Give the lines of the records starting at the one containing "x-tick-label: 2020.04 [708,540,752,554]" and ending at the one containing "y-tick-label: 110.0 [34,226,64,240]" as a numbered list, leaving out any blank lines.

## Start Records provided

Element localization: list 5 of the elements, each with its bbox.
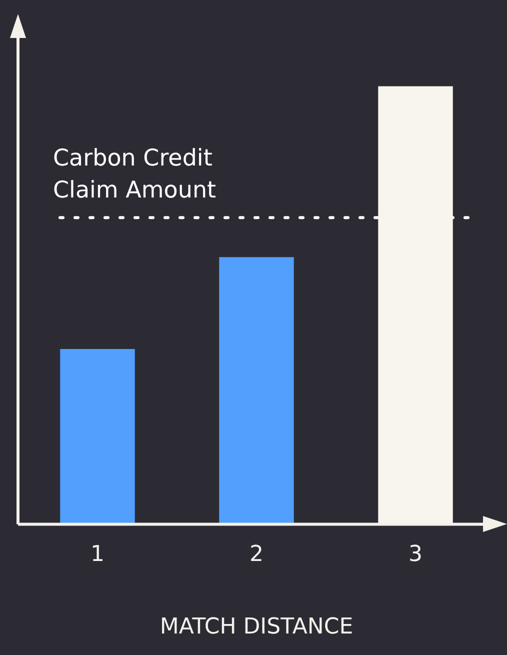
ref-line-label: Carbon Credit Claim Amount — [53, 146, 216, 204]
x-axis-title: MATCH DISTANCE — [160, 614, 354, 640]
x-tick-label: 1 — [90, 542, 104, 568]
x-tick-label: 2 — [250, 542, 264, 568]
x-tick-label: 3 — [408, 542, 422, 568]
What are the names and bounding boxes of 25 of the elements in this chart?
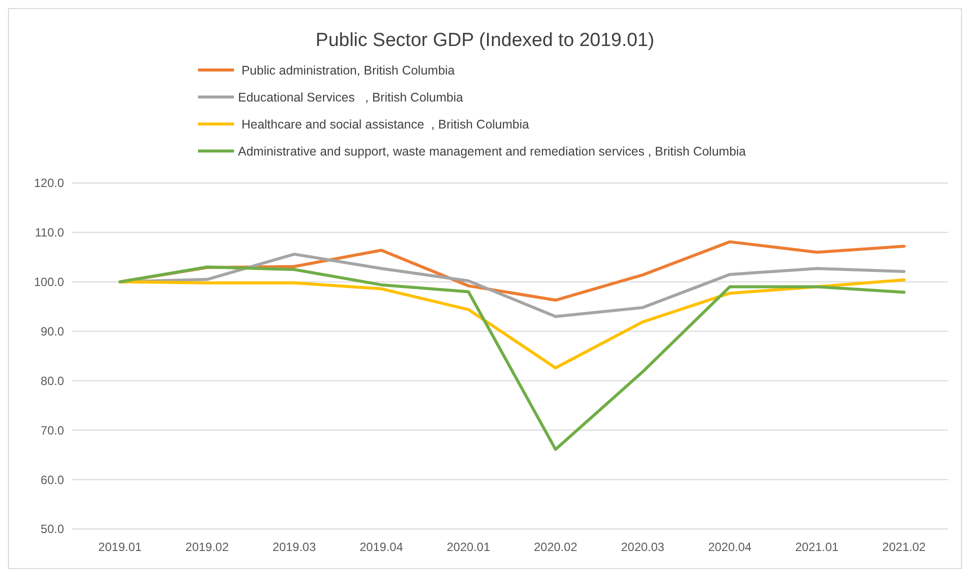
x-tick-label: 2020.04 [708,540,752,554]
x-tick-label: 2019.03 [272,540,316,554]
x-tick-label: 2019.01 [98,540,142,554]
x-tick-label: 2021.01 [795,540,839,554]
legend-label: Public administration, British Columbia [238,63,455,78]
legend-label: Administrative and support, waste management and remediation services , British Columbia [238,144,746,158]
y-tick-label: 100.0 [34,275,64,290]
line-series [118,266,906,451]
y-tick-label: 110.0 [34,226,64,240]
line-series [118,278,906,370]
legend-label: Educational Services , British Columbia [238,90,464,104]
y-tick-label: 90.0 [40,324,64,338]
y-tick-label: 80.0 [40,374,64,388]
legend-label: Healthcare and social assistance , British Columbia [238,117,530,132]
x-tick-label: 2020.02 [534,540,578,554]
y-tick-label: 120.0 [34,176,64,190]
y-tick-label: 50.0 [40,522,64,536]
x-tick-label: 2020.03 [620,540,665,554]
x-tick-label: 2019.04 [360,540,404,554]
chart-title: Public Sector GDP (Indexed to 2019.01) [316,30,654,51]
x-tick-label: 2020.01 [446,540,490,554]
y-tick-label: 60.0 [40,472,64,487]
x-tick-label: 2021.02 [882,540,926,554]
y-tick-label: 70.0 [40,423,64,438]
x-tick-label: 2019.02 [185,540,230,554]
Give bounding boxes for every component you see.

## End Records provided

→ The completed task:
1. x-tick-label: 2020.04 [708,540,752,554]
2. x-tick-label: 2019.03 [272,540,316,554]
3. x-tick-label: 2019.01 [98,540,142,554]
4. x-tick-label: 2021.01 [795,540,839,554]
5. legend-label: Public administration, British Columbia [238,63,455,78]
6. legend-label: Administrative and support, waste management and remediation services , British Columbia [238,144,746,158]
7. y-tick-label: 100.0 [34,275,64,290]
8. line-series [118,266,906,451]
9. y-tick-label: 110.0 [34,226,64,240]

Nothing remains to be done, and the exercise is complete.